■ WHAT NEEDS TO BE DONE ■
Copy out all lines in the data below containing the string "subtitle".

■ ITEMS ■
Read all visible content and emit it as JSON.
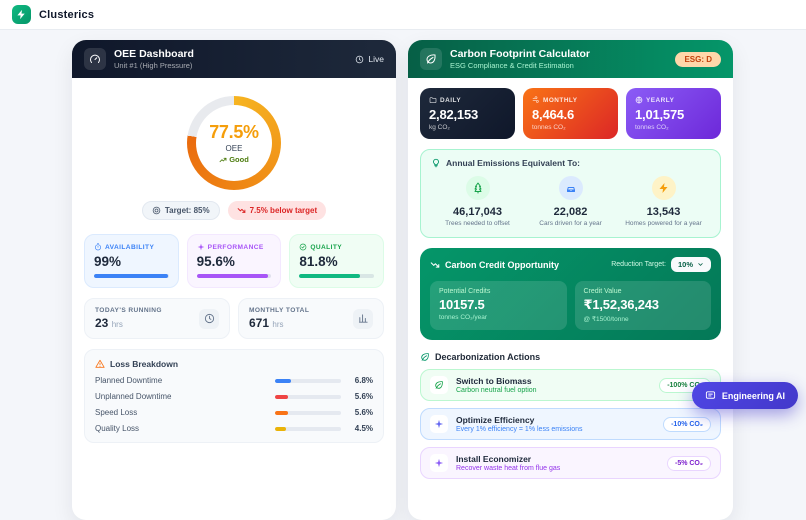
{
  "header": {
    "brand": "Clusterics"
  },
  "colors": {
    "gauge_start": "#f6b421",
    "gauge_end": "#ea6a0d",
    "gauge_track": "#e8eaee",
    "availability": "#3b82f6",
    "performance": "#a855f7",
    "quality": "#10b981",
    "brand_green": "#059669",
    "fab_indigo": "#4f46e5"
  },
  "oee": {
    "title": "OEE Dashboard",
    "subtitle": "Unit #1 (High Pressure)",
    "live_label": "Live",
    "gauge": {
      "value": "77.5%",
      "value_pct": 77.5,
      "label": "OEE",
      "status": "Good",
      "target_label": "Target: 85%",
      "delta_label": "7.5% below target"
    },
    "metrics": [
      {
        "label": "AVAILABILITY",
        "value": "99%",
        "pct": 99,
        "color": "#3b82f6"
      },
      {
        "label": "PERFORMANCE",
        "value": "95.6%",
        "pct": 95.6,
        "color": "#a855f7"
      },
      {
        "label": "QUALITY",
        "value": "81.8%",
        "pct": 81.8,
        "color": "#10b981"
      }
    ],
    "stats": [
      {
        "label": "TODAY'S RUNNING",
        "value": "23",
        "unit": "hrs"
      },
      {
        "label": "MONTHLY TOTAL",
        "value": "671",
        "unit": "hrs"
      }
    ],
    "loss_breakdown": {
      "title": "Loss Breakdown",
      "rows": [
        {
          "label": "Planned Downtime",
          "value": "6.8%",
          "pct": 6.8,
          "color": "#3b82f6"
        },
        {
          "label": "Unplanned Downtime",
          "value": "5.6%",
          "pct": 5.6,
          "color": "#ef4444"
        },
        {
          "label": "Speed Loss",
          "value": "5.6%",
          "pct": 5.6,
          "color": "#f97316"
        },
        {
          "label": "Quality Loss",
          "value": "4.5%",
          "pct": 4.5,
          "color": "#eab308"
        }
      ]
    }
  },
  "carbon": {
    "title": "Carbon Footprint Calculator",
    "subtitle": "ESG Compliance & Credit Estimation",
    "esg_badge": "ESG: D",
    "emissions": [
      {
        "label": "DAILY",
        "value": "2,82,153",
        "unit": "kg CO₂"
      },
      {
        "label": "MONTHLY",
        "value": "8,464.6",
        "unit": "tonnes CO₂"
      },
      {
        "label": "YEARLY",
        "value": "1,01,575",
        "unit": "tonnes CO₂"
      }
    ],
    "equivalent": {
      "title": "Annual Emissions Equivalent To:",
      "items": [
        {
          "value": "46,17,043",
          "label": "Trees needed to offset"
        },
        {
          "value": "22,082",
          "label": "Cars driven for a year"
        },
        {
          "value": "13,543",
          "label": "Homes powered for a year"
        }
      ]
    },
    "credit": {
      "title": "Carbon Credit Opportunity",
      "reduction_label": "Reduction Target:",
      "reduction_value": "10%",
      "potential_label": "Potential Credits",
      "potential_value": "10157.5",
      "potential_unit": "tonnes CO₂/year",
      "value_label": "Credit Value",
      "value_amount": "₹1,52,36,243",
      "value_rate": "@ ₹1500/tonne"
    },
    "actions": {
      "title": "Decarbonization Actions",
      "items": [
        {
          "title": "Switch to Biomass",
          "subtitle": "Carbon neutral fuel option",
          "badge": "-100% CO₂"
        },
        {
          "title": "Optimize Efficiency",
          "subtitle": "Every 1% efficiency = 1% less emissions",
          "badge": "-10% CO₂"
        },
        {
          "title": "Install Economizer",
          "subtitle": "Recover waste heat from flue gas",
          "badge": "-5% CO₂"
        }
      ]
    }
  },
  "fab": {
    "label": "Engineering AI"
  }
}
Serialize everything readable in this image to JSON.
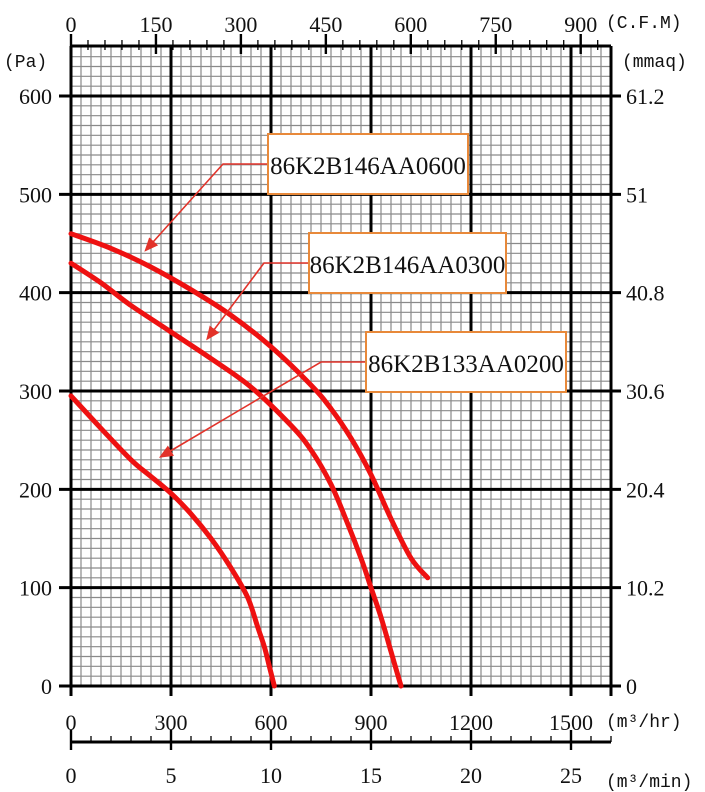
{
  "chart_data": {
    "type": "line",
    "title": "",
    "x_primary": {
      "unit": "(m³/hr)",
      "range": [
        0,
        1620
      ],
      "ticks": [
        "0",
        "300",
        "600",
        "900",
        "1200",
        "1500"
      ],
      "tick_values": [
        0,
        300,
        600,
        900,
        1200,
        1500
      ]
    },
    "x_top": {
      "unit": "(C.F.M)",
      "ticks": [
        "0",
        "150",
        "300",
        "450",
        "600",
        "750",
        "900"
      ],
      "tick_values": [
        0,
        150,
        300,
        450,
        600,
        750,
        900
      ]
    },
    "x_bottom": {
      "unit": "(m³/min)",
      "ticks": [
        "0",
        "5",
        "10",
        "15",
        "20",
        "25"
      ],
      "tick_values": [
        0,
        5,
        10,
        15,
        20,
        25
      ]
    },
    "y_primary": {
      "unit": "(Pa)",
      "range": [
        0,
        600
      ],
      "ticks": [
        "0",
        "100",
        "200",
        "300",
        "400",
        "500",
        "600"
      ],
      "tick_values": [
        0,
        100,
        200,
        300,
        400,
        500,
        600
      ]
    },
    "y_right": {
      "unit": "(mmaq)",
      "ticks": [
        "0",
        "10.2",
        "20.4",
        "30.6",
        "40.8",
        "51",
        "61.2"
      ],
      "tick_values": [
        0,
        100,
        200,
        300,
        400,
        500,
        600
      ]
    },
    "grid": true,
    "series": [
      {
        "name": "86K2B146AA0600",
        "color": "#ee1111",
        "x": [
          0,
          120,
          240,
          360,
          480,
          600,
          720,
          780,
          840,
          900,
          960,
          1020,
          1070
        ],
        "y": [
          460,
          445,
          426,
          403,
          377,
          345,
          306,
          282,
          252,
          215,
          170,
          130,
          110
        ]
      },
      {
        "name": "86K2B146AA0300",
        "color": "#ee1111",
        "x": [
          0,
          90,
          180,
          300,
          420,
          540,
          660,
          720,
          780,
          830,
          870,
          900,
          930,
          960,
          990
        ],
        "y": [
          430,
          410,
          387,
          360,
          333,
          304,
          265,
          240,
          205,
          165,
          130,
          100,
          70,
          35,
          0
        ]
      },
      {
        "name": "86K2B133AA0200",
        "color": "#ee1111",
        "x": [
          0,
          90,
          180,
          240,
          300,
          360,
          420,
          480,
          530,
          560,
          580,
          595,
          610
        ],
        "y": [
          295,
          262,
          230,
          213,
          196,
          175,
          150,
          120,
          90,
          60,
          40,
          20,
          0
        ]
      }
    ],
    "callouts": [
      {
        "label": "86K2B146AA0600",
        "series": 0,
        "target_x": 200,
        "target_y": 435
      },
      {
        "label": "86K2B146AA0300",
        "series": 1,
        "target_x": 385,
        "target_y": 345
      },
      {
        "label": "86K2B133AA0200",
        "series": 2,
        "target_x": 245,
        "target_y": 225
      }
    ]
  }
}
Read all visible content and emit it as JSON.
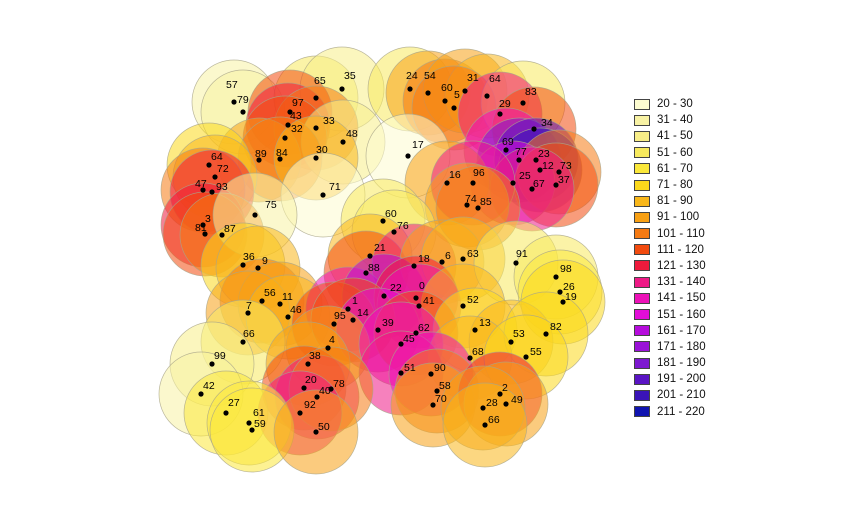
{
  "legend": {
    "items": [
      {
        "label": "20 - 30",
        "color": "#fdfcd0"
      },
      {
        "label": "31 - 40",
        "color": "#f8f2a4"
      },
      {
        "label": "41 - 50",
        "color": "#f8ee88"
      },
      {
        "label": "51 - 60",
        "color": "#f8ea5e"
      },
      {
        "label": "61 - 70",
        "color": "#fbe83a"
      },
      {
        "label": "71 - 80",
        "color": "#fbd81c"
      },
      {
        "label": "81 - 90",
        "color": "#f9b71a"
      },
      {
        "label": "91 - 100",
        "color": "#f8a014"
      },
      {
        "label": "101 - 110",
        "color": "#f57a12"
      },
      {
        "label": "111 - 120",
        "color": "#f24b0f"
      },
      {
        "label": "121 - 130",
        "color": "#ee1a3c"
      },
      {
        "label": "131 - 140",
        "color": "#ee1a86"
      },
      {
        "label": "141 - 150",
        "color": "#ed12b8"
      },
      {
        "label": "151 - 160",
        "color": "#e20ed8"
      },
      {
        "label": "161 - 170",
        "color": "#b60cdc"
      },
      {
        "label": "171 - 180",
        "color": "#9a12d8"
      },
      {
        "label": "181 - 190",
        "color": "#7d18d0"
      },
      {
        "label": "191 - 200",
        "color": "#5a14c4"
      },
      {
        "label": "201 - 210",
        "color": "#3a14b8"
      },
      {
        "label": "211 - 220",
        "color": "#1014b0"
      }
    ]
  },
  "points": [
    {
      "label": "57",
      "value": 35
    },
    {
      "label": "79",
      "value": 40
    },
    {
      "label": "65",
      "value": 60
    },
    {
      "label": "35",
      "value": 45
    },
    {
      "label": "24",
      "value": 60
    },
    {
      "label": "54",
      "value": 95
    },
    {
      "label": "60",
      "value": 105
    },
    {
      "label": "31",
      "value": 95
    },
    {
      "label": "64",
      "value": 85
    },
    {
      "label": "5",
      "value": 110
    },
    {
      "label": "83",
      "value": 60
    },
    {
      "label": "97",
      "value": 115
    },
    {
      "label": "43",
      "value": 130
    },
    {
      "label": "33",
      "value": 110
    },
    {
      "label": "32",
      "value": 120
    },
    {
      "label": "48",
      "value": 50
    },
    {
      "label": "29",
      "value": 140
    },
    {
      "label": "34",
      "value": 120
    },
    {
      "label": "69",
      "value": 150
    },
    {
      "label": "77",
      "value": 190
    },
    {
      "label": "23",
      "value": 200
    },
    {
      "label": "12",
      "value": 210
    },
    {
      "label": "73",
      "value": 110
    },
    {
      "label": "25",
      "value": 160
    },
    {
      "label": "37",
      "value": 120
    },
    {
      "label": "67",
      "value": 140
    },
    {
      "label": "17",
      "value": 25
    },
    {
      "label": "89",
      "value": 95
    },
    {
      "label": "84",
      "value": 110
    },
    {
      "label": "30",
      "value": 85
    },
    {
      "label": "64",
      "value": 80
    },
    {
      "label": "72",
      "value": 85
    },
    {
      "label": "47",
      "value": 110
    },
    {
      "label": "93",
      "value": 130
    },
    {
      "label": "71",
      "value": 30
    },
    {
      "label": "16",
      "value": 95
    },
    {
      "label": "96",
      "value": 140
    },
    {
      "label": "74",
      "value": 100
    },
    {
      "label": "85",
      "value": 110
    },
    {
      "label": "3",
      "value": 130
    },
    {
      "label": "81",
      "value": 120
    },
    {
      "label": "87",
      "value": 110
    },
    {
      "label": "75",
      "value": 40
    },
    {
      "label": "60",
      "value": 55
    },
    {
      "label": "76",
      "value": 60
    },
    {
      "label": "21",
      "value": 90
    },
    {
      "label": "88",
      "value": 120
    },
    {
      "label": "18",
      "value": 140
    },
    {
      "label": "6",
      "value": 95
    },
    {
      "label": "63",
      "value": 90
    },
    {
      "label": "91",
      "value": 55
    },
    {
      "label": "98",
      "value": 60
    },
    {
      "label": "26",
      "value": 70
    },
    {
      "label": "19",
      "value": 75
    },
    {
      "label": "36",
      "value": 80
    },
    {
      "label": "9",
      "value": 85
    },
    {
      "label": "56",
      "value": 110
    },
    {
      "label": "11",
      "value": 100
    },
    {
      "label": "7",
      "value": 95
    },
    {
      "label": "46",
      "value": 90
    },
    {
      "label": "1",
      "value": 150
    },
    {
      "label": "22",
      "value": 170
    },
    {
      "label": "0",
      "value": 130
    },
    {
      "label": "41",
      "value": 150
    },
    {
      "label": "52",
      "value": 90
    },
    {
      "label": "95",
      "value": 115
    },
    {
      "label": "14",
      "value": 120
    },
    {
      "label": "39",
      "value": 160
    },
    {
      "label": "62",
      "value": 120
    },
    {
      "label": "13",
      "value": 80
    },
    {
      "label": "53",
      "value": 85
    },
    {
      "label": "82",
      "value": 80
    },
    {
      "label": "66",
      "value": 60
    },
    {
      "label": "4",
      "value": 100
    },
    {
      "label": "45",
      "value": 150
    },
    {
      "label": "99",
      "value": 45
    },
    {
      "label": "38",
      "value": 95
    },
    {
      "label": "68",
      "value": 90
    },
    {
      "label": "55",
      "value": 75
    },
    {
      "label": "51",
      "value": 140
    },
    {
      "label": "90",
      "value": 150
    },
    {
      "label": "58",
      "value": 110
    },
    {
      "label": "42",
      "value": 40
    },
    {
      "label": "20",
      "value": 120
    },
    {
      "label": "40",
      "value": 140
    },
    {
      "label": "78",
      "value": 110
    },
    {
      "label": "27",
      "value": 70
    },
    {
      "label": "92",
      "value": 140
    },
    {
      "label": "70",
      "value": 100
    },
    {
      "label": "2",
      "value": 130
    },
    {
      "label": "49",
      "value": 100
    },
    {
      "label": "28",
      "value": 95
    },
    {
      "label": "61",
      "value": 70
    },
    {
      "label": "59",
      "value": 70
    },
    {
      "label": "50",
      "value": 100
    },
    {
      "label": "66",
      "value": 90
    }
  ]
}
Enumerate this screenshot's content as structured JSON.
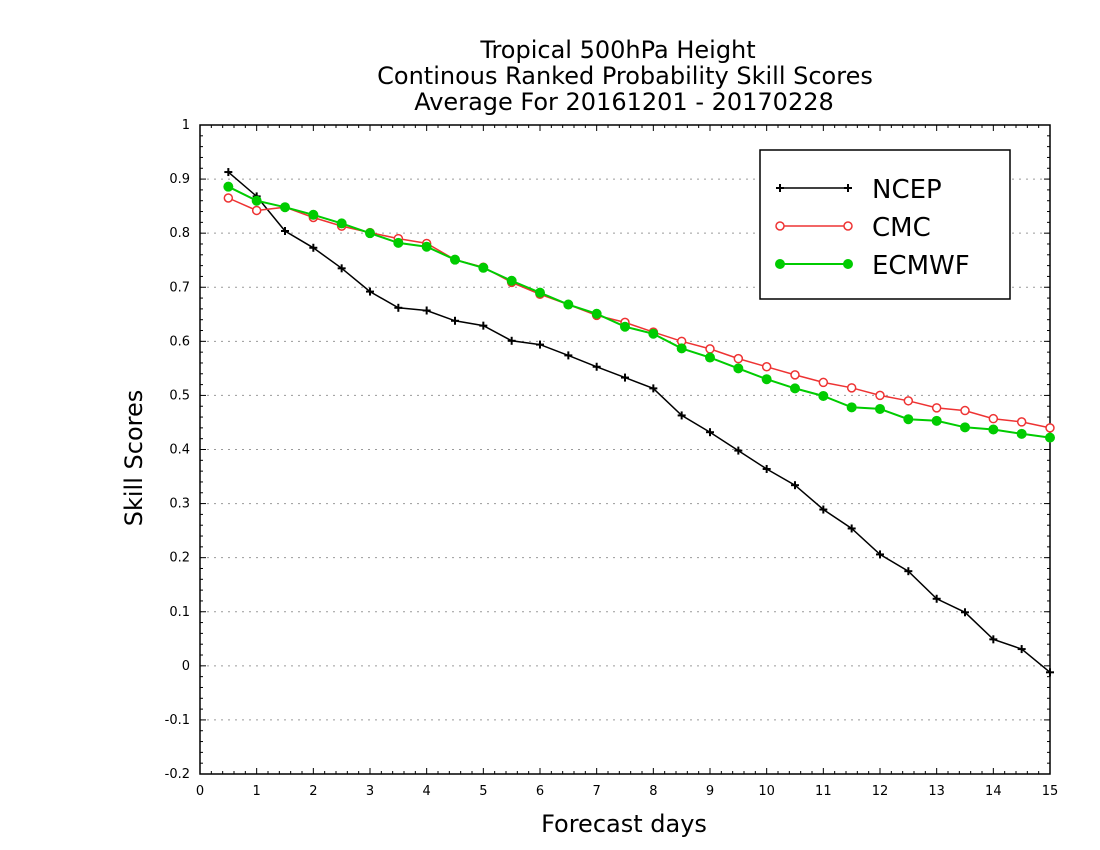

■ SOLUTION TO THIS EXERCISE ■
    "subtitle": "Unit #1 (High Pressure)",
    "subtitle": "ESG Compliance & Credit Estimation",
          "subtitle": "Carbon neutral fuel option",
          "subtitle": "Every 1% efficiency = 1% less emissions",
          "subtitle": "Recover waste heat from flue gas",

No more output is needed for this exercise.